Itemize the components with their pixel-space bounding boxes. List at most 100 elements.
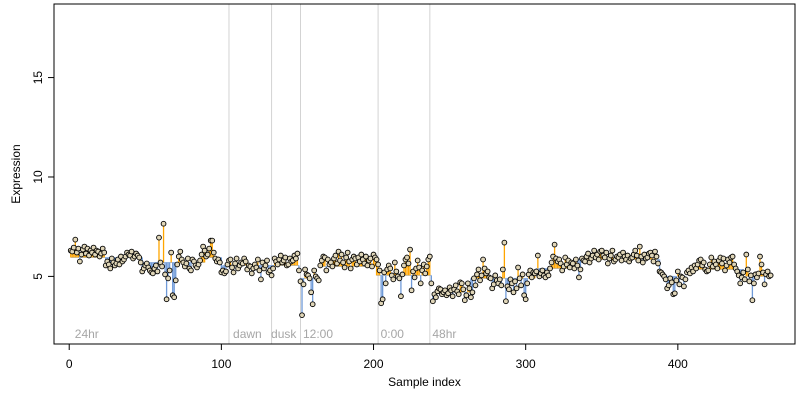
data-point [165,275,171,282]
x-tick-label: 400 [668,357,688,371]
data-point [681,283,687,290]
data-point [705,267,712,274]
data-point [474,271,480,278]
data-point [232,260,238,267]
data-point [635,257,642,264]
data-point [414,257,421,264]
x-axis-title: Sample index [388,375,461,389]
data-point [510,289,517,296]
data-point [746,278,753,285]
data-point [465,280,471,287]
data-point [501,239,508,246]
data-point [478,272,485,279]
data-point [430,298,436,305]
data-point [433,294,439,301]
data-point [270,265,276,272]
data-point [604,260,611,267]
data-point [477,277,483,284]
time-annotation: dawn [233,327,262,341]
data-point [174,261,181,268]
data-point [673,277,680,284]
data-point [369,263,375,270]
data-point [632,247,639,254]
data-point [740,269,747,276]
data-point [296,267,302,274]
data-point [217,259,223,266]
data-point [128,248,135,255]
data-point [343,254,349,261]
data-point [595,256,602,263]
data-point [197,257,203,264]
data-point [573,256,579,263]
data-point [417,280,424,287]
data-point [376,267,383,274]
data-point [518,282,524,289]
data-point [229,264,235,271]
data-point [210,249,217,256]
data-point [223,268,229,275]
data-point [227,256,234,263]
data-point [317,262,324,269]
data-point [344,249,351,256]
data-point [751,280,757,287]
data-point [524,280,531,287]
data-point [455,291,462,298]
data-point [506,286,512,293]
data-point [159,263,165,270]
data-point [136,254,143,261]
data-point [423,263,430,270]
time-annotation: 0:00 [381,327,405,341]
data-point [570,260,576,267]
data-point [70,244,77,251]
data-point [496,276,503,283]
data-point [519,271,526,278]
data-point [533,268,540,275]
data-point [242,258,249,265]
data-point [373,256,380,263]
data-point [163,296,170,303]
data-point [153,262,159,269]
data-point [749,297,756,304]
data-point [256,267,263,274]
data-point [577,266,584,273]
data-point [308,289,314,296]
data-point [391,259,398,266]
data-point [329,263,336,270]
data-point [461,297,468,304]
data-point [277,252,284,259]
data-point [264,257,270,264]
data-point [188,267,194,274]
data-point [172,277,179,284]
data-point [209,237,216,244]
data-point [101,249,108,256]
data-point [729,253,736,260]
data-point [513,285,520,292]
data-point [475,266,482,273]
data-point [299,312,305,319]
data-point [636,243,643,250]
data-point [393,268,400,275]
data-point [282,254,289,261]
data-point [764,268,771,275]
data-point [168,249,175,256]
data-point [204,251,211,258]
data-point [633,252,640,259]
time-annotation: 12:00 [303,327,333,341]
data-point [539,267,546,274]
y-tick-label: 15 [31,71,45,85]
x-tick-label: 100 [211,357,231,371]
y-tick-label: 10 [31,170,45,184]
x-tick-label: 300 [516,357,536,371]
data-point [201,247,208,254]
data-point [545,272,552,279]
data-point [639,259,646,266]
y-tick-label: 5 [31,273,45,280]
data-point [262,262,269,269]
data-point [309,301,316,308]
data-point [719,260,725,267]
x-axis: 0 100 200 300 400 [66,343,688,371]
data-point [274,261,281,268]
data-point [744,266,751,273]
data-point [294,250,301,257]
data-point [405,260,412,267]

WORK TO BE COMPLETED —
Update the data above by replacing every "time-annotation" with "time-label" and keeping everything else the same. Leave the pictures out of your answer.

SOLUTION TO THIS TASK —
Itemize the components with their pixel-space bounding boxes. List at most 100 elements.
data-point [165,275,171,282]
x-tick-label: 400 [668,357,688,371]
data-point [681,283,687,290]
data-point [705,267,712,274]
data-point [474,271,480,278]
data-point [232,260,238,267]
data-point [635,257,642,264]
data-point [414,257,421,264]
x-axis-title: Sample index [388,375,461,389]
data-point [510,289,517,296]
data-point [746,278,753,285]
data-point [465,280,471,287]
data-point [501,239,508,246]
data-point [478,272,485,279]
data-point [430,298,436,305]
data-point [433,294,439,301]
data-point [270,265,276,272]
data-point [604,260,611,267]
data-point [477,277,483,284]
time-label: dawn [233,327,262,341]
data-point [174,261,181,268]
data-point [673,277,680,284]
data-point [369,263,375,270]
data-point [632,247,639,254]
data-point [740,269,747,276]
data-point [296,267,302,274]
data-point [217,259,223,266]
data-point [128,248,135,255]
data-point [343,254,349,261]
data-point [595,256,602,263]
data-point [197,257,203,264]
data-point [573,256,579,263]
data-point [417,280,424,287]
data-point [376,267,383,274]
data-point [518,282,524,289]
data-point [229,264,235,271]
data-point [210,249,217,256]
data-point [223,268,229,275]
data-point [227,256,234,263]
data-point [317,262,324,269]
data-point [344,249,351,256]
data-point [751,280,757,287]
data-point [524,280,531,287]
data-point [455,291,462,298]
data-point [506,286,512,293]
data-point [159,263,165,270]
data-point [136,254,143,261]
data-point [423,263,430,270]
time-label: 0:00 [381,327,405,341]
data-point [570,260,576,267]
data-point [70,244,77,251]
data-point [496,276,503,283]
data-point [519,271,526,278]
data-point [533,268,540,275]
data-point [242,258,249,265]
data-point [373,256,380,263]
data-point [163,296,170,303]
data-point [153,262,159,269]
data-point [749,297,756,304]
data-point [256,267,263,274]
data-point [577,266,584,273]
data-point [308,289,314,296]
data-point [391,259,398,266]
data-point [329,263,336,270]
data-point [461,297,468,304]
data-point [277,252,284,259]
data-point [264,257,270,264]
data-point [188,267,194,274]
data-point [172,277,179,284]
data-point [209,237,216,244]
data-point [101,249,108,256]
data-point [729,253,736,260]
data-point [513,285,520,292]
data-point [475,266,482,273]
data-point [299,312,305,319]
data-point [636,243,643,250]
data-point [393,268,400,275]
data-point [282,254,289,261]
data-point [764,268,771,275]
data-point [168,249,175,256]
data-point [204,251,211,258]
data-point [633,252,640,259]
time-label: 12:00 [303,327,333,341]
data-point [539,267,546,274]
y-tick-label: 15 [31,71,45,85]
x-tick-label: 100 [211,357,231,371]
y-tick-label: 10 [31,170,45,184]
x-tick-label: 300 [516,357,536,371]
data-point [201,247,208,254]
data-point [545,272,552,279]
data-point [639,259,646,266]
y-tick-label: 5 [31,273,45,280]
data-point [262,262,269,269]
data-point [309,301,316,308]
data-point [719,260,725,267]
x-axis: 0 100 200 300 400 [66,343,688,371]
data-point [274,261,281,268]
data-point [744,266,751,273]
data-point [294,250,301,257]
data-point [405,260,412,267]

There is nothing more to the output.